:: The input

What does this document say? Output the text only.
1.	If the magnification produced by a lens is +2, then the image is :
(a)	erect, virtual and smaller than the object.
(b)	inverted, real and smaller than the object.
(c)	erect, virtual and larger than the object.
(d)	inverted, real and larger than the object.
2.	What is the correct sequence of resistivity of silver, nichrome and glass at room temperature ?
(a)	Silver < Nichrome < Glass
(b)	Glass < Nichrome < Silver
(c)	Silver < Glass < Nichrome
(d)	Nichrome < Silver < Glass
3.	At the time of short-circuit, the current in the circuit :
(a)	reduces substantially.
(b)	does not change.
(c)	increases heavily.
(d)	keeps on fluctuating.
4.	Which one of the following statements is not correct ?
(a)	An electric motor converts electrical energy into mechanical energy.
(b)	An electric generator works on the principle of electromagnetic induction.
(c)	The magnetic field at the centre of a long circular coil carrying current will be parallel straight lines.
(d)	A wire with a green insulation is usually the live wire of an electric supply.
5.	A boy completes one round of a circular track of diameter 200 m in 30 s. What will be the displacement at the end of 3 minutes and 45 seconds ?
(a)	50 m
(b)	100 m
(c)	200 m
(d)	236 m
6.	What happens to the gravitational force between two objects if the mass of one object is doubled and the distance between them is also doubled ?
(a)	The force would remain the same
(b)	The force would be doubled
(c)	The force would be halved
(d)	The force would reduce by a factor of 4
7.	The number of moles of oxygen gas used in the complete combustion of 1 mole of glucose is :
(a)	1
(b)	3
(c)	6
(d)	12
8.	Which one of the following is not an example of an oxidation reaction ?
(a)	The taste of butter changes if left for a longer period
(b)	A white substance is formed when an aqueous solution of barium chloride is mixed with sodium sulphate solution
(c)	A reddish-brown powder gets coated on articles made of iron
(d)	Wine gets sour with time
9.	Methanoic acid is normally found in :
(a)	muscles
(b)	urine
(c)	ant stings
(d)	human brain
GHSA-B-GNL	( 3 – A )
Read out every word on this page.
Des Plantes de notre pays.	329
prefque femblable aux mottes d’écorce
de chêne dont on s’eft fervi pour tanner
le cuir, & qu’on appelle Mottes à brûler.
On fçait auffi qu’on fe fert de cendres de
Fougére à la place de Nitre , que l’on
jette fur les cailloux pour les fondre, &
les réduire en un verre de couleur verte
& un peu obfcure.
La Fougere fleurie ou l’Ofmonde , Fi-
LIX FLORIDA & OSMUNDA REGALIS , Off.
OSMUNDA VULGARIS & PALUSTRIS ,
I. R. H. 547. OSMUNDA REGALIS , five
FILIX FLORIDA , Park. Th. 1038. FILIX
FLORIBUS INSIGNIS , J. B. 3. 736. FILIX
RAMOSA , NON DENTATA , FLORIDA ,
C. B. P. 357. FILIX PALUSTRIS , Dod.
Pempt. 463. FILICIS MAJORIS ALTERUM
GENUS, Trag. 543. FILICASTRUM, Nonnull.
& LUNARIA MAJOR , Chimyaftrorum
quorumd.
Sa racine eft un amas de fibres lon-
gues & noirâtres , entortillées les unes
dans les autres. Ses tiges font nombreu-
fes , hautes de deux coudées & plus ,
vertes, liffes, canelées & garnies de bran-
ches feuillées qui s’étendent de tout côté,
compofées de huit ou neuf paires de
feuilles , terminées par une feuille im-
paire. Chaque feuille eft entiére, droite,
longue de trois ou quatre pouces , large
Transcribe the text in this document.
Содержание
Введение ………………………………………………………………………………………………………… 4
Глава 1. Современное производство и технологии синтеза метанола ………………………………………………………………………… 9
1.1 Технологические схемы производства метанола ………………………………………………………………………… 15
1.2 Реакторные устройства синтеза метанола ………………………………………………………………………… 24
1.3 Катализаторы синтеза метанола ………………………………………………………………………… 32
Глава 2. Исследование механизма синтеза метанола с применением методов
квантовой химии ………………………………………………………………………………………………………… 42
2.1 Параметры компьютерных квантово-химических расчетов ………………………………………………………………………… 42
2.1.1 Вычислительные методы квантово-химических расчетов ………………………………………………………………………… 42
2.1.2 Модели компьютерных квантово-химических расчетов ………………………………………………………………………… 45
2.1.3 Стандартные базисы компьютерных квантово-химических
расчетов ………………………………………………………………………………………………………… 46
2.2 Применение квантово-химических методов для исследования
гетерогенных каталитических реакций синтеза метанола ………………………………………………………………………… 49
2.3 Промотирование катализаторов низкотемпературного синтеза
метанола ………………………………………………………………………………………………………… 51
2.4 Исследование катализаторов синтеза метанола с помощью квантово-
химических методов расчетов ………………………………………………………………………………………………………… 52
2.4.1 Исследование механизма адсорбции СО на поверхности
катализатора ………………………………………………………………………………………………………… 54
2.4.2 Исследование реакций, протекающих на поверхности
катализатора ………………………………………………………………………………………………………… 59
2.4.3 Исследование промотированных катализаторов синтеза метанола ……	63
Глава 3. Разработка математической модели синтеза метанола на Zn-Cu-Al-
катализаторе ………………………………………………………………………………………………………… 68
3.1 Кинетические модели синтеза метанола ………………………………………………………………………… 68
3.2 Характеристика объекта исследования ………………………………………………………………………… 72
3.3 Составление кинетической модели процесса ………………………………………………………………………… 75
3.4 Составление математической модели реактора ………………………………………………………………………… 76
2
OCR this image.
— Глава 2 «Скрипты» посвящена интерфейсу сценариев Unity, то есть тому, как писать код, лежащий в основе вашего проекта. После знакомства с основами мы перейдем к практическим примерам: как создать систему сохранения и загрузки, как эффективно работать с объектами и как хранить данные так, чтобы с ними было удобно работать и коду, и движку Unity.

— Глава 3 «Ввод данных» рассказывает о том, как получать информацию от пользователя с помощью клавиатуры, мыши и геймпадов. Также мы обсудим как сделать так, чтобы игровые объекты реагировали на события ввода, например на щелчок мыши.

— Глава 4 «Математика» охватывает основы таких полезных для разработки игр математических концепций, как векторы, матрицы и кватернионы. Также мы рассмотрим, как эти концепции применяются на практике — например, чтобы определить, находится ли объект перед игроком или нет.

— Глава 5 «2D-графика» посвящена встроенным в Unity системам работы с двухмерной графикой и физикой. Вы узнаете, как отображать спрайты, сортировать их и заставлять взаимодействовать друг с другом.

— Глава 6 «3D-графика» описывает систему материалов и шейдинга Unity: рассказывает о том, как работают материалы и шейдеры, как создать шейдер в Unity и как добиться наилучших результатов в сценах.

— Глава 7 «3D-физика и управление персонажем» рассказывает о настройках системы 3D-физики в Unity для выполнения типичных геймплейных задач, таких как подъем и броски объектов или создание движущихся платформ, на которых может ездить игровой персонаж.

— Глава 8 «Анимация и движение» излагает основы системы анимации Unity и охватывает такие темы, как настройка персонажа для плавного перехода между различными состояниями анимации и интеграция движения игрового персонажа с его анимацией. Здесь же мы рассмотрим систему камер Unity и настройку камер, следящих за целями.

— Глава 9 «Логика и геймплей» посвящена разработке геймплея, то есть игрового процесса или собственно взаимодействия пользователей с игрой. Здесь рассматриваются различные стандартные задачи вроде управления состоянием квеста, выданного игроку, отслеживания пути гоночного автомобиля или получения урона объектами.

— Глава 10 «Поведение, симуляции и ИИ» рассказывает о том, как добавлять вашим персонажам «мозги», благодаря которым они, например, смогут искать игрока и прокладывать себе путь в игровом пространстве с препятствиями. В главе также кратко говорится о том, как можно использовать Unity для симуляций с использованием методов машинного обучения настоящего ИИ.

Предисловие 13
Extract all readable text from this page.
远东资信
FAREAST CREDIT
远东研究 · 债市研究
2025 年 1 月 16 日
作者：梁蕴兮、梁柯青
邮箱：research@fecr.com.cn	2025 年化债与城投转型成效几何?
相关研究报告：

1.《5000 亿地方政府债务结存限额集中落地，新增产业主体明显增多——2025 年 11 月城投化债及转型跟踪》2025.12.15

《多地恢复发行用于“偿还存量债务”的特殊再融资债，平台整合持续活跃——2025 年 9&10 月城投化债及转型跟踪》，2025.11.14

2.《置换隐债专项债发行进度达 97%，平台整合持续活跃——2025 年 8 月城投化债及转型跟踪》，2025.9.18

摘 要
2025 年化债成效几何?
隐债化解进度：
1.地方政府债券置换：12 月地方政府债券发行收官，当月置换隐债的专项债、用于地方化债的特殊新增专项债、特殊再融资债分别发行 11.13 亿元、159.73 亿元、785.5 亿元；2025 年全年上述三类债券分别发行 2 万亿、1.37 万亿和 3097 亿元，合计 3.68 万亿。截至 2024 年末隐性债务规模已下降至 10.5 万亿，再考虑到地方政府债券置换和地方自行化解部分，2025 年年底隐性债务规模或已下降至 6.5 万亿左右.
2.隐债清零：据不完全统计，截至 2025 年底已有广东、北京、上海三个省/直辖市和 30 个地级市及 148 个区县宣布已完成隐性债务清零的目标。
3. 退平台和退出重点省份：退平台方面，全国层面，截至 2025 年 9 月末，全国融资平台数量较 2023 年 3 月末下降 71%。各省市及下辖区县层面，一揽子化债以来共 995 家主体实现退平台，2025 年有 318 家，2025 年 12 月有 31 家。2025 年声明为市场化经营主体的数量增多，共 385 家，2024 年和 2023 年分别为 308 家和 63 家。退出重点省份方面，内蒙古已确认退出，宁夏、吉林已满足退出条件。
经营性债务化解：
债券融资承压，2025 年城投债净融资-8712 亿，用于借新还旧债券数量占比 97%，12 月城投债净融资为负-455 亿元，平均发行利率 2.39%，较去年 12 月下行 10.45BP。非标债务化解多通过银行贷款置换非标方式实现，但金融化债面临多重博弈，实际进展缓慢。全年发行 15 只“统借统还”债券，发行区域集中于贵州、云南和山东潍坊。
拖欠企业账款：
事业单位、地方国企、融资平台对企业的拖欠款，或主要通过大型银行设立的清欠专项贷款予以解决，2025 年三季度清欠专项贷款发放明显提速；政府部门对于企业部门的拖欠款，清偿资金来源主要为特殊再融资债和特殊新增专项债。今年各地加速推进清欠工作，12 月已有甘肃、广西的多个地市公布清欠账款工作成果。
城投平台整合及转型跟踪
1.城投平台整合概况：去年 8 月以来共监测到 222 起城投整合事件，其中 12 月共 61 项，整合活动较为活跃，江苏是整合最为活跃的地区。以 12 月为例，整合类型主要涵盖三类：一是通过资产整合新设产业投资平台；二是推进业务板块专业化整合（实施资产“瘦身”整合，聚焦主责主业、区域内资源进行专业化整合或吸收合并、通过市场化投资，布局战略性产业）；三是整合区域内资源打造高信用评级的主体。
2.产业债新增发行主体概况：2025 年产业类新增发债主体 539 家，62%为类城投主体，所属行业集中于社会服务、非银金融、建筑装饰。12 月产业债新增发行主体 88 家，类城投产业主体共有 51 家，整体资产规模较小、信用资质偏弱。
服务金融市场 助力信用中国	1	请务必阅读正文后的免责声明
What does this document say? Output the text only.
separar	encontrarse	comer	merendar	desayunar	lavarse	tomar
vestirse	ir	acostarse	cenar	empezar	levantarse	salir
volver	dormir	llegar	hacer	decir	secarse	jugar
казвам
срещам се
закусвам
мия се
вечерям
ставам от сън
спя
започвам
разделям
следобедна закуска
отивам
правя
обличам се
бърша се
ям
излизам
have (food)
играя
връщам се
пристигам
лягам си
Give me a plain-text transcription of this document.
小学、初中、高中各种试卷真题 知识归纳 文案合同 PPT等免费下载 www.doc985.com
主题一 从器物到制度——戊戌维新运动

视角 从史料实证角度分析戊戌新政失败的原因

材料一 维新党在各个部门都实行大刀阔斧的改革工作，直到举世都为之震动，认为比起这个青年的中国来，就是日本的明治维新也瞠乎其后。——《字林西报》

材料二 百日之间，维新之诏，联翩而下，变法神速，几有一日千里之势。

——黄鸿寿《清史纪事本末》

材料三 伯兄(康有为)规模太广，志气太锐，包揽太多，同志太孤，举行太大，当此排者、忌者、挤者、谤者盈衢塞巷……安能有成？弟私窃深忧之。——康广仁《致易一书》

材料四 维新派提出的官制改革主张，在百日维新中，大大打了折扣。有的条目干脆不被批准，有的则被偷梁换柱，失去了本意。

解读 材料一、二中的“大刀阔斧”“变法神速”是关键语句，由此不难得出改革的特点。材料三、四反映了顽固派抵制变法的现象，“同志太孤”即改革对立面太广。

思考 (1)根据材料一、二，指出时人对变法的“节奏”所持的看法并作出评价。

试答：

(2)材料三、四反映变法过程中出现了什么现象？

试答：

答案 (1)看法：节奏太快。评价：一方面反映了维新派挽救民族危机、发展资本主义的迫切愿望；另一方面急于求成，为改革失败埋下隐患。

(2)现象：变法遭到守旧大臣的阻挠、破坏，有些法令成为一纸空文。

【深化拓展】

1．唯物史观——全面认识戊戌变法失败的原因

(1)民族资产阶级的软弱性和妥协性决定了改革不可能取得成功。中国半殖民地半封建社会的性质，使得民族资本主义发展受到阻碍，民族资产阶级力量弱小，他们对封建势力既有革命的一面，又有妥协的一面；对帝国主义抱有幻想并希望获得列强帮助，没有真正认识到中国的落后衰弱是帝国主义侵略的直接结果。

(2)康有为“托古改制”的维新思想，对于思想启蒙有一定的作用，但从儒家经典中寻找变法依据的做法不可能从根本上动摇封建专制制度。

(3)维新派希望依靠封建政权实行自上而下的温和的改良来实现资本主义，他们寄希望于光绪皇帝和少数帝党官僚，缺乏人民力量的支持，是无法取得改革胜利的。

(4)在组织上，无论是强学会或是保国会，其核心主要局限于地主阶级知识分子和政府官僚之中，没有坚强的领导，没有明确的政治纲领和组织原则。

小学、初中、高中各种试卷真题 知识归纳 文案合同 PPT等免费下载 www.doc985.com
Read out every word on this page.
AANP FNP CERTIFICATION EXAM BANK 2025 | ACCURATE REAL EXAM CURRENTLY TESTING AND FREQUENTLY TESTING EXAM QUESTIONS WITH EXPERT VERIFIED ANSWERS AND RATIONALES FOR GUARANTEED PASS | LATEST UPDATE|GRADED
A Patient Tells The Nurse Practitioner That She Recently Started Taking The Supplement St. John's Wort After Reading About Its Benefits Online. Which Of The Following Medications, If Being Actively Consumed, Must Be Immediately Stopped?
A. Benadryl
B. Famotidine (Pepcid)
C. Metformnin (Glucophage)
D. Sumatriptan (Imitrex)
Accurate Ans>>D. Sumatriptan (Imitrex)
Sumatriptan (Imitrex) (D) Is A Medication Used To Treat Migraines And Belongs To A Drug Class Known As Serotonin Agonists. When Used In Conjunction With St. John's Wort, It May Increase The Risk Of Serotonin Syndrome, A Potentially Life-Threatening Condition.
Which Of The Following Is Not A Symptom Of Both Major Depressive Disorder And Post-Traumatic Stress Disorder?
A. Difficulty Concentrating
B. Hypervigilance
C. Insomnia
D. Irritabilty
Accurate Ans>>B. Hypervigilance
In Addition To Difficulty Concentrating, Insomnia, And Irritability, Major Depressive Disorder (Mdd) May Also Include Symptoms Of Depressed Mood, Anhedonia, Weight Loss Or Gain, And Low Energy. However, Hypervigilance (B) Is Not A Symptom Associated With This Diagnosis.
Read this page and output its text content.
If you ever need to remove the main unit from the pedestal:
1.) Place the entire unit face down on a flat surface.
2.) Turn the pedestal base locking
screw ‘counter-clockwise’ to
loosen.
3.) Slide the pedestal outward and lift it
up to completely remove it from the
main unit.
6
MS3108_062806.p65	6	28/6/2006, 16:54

::::

Request: From the line holding "Read this page and output its text content." through the last line above, reproduce each line exactly and add nothing.

Task result:
Read this page and output its text content.
If you ever need to remove the main unit from the pedestal:
1.) Place the entire unit face down on a flat surface.
2.) Turn the pedestal base locking
screw ‘counter-clockwise’ to
loosen.
3.) Slide the pedestal outward and lift it
up to completely remove it from the
main unit.
6
MS3108_062806.p65	6	28/6/2006, 16:54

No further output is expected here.